++++ Supplied records

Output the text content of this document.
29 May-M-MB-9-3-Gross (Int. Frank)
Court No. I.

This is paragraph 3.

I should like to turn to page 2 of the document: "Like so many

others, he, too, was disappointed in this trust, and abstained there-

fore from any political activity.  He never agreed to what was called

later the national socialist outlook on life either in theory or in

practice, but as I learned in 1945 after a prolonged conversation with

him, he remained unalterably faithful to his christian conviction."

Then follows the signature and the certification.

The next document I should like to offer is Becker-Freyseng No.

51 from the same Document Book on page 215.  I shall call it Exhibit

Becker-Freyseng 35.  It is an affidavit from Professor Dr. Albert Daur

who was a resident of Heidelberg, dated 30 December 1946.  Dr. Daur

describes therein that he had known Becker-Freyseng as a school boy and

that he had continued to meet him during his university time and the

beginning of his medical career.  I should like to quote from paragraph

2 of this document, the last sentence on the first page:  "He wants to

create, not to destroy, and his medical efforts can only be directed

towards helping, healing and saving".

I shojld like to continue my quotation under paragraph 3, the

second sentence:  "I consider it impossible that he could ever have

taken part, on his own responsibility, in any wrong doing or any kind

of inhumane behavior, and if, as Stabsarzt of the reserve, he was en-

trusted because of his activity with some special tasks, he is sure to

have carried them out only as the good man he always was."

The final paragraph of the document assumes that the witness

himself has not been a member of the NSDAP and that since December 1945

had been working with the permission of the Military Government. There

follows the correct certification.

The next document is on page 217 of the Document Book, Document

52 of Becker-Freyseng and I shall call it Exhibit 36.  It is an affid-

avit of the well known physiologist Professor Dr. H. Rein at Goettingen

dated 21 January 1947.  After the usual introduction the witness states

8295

++++++++

_Work instructions_
Using the data above, return each line exactly as written.

_The reply_
Output the text content of this document.
29 May-M-MB-9-3-Gross (Int. Frank)
Court No. I.

This is paragraph 3.

I should like to turn to page 2 of the document: "Like so many

others, he, too, was disappointed in this trust, and abstained there-

fore from any political activity.  He never agreed to what was called

later the national socialist outlook on life either in theory or in

practice, but as I learned in 1945 after a prolonged conversation with

him, he remained unalterably faithful to his christian conviction."

Then follows the signature and the certification.

The next document I should like to offer is Becker-Freyseng No.

51 from the same Document Book on page 215.  I shall call it Exhibit

Becker-Freyseng 35.  It is an affidavit from Professor Dr. Albert Daur

who was a resident of Heidelberg, dated 30 December 1946.  Dr. Daur

describes therein that he had known Becker-Freyseng as a school boy and

that he had continued to meet him during his university time and the

beginning of his medical career.  I should like to quote from paragraph

2 of this document, the last sentence on the first page:  "He wants to

create, not to destroy, and his medical efforts can only be directed

towards helping, healing and saving".

I shojld like to continue my quotation under paragraph 3, the

second sentence:  "I consider it impossible that he could ever have

taken part, on his own responsibility, in any wrong doing or any kind

of inhumane behavior, and if, as Stabsarzt of the reserve, he was en-

trusted because of his activity with some special tasks, he is sure to

have carried them out only as the good man he always was."

The final paragraph of the document assumes that the witness

himself has not been a member of the NSDAP and that since December 1945

had been working with the permission of the Military Government. There

follows the correct certification.

The next document is on page 217 of the Document Book, Document

52 of Becker-Freyseng and I shall call it Exhibit 36.  It is an affid-

avit of the well known physiologist Professor Dr. H. Rein at Goettingen

dated 21 January 1947.  After the usual introduction the witness states

8295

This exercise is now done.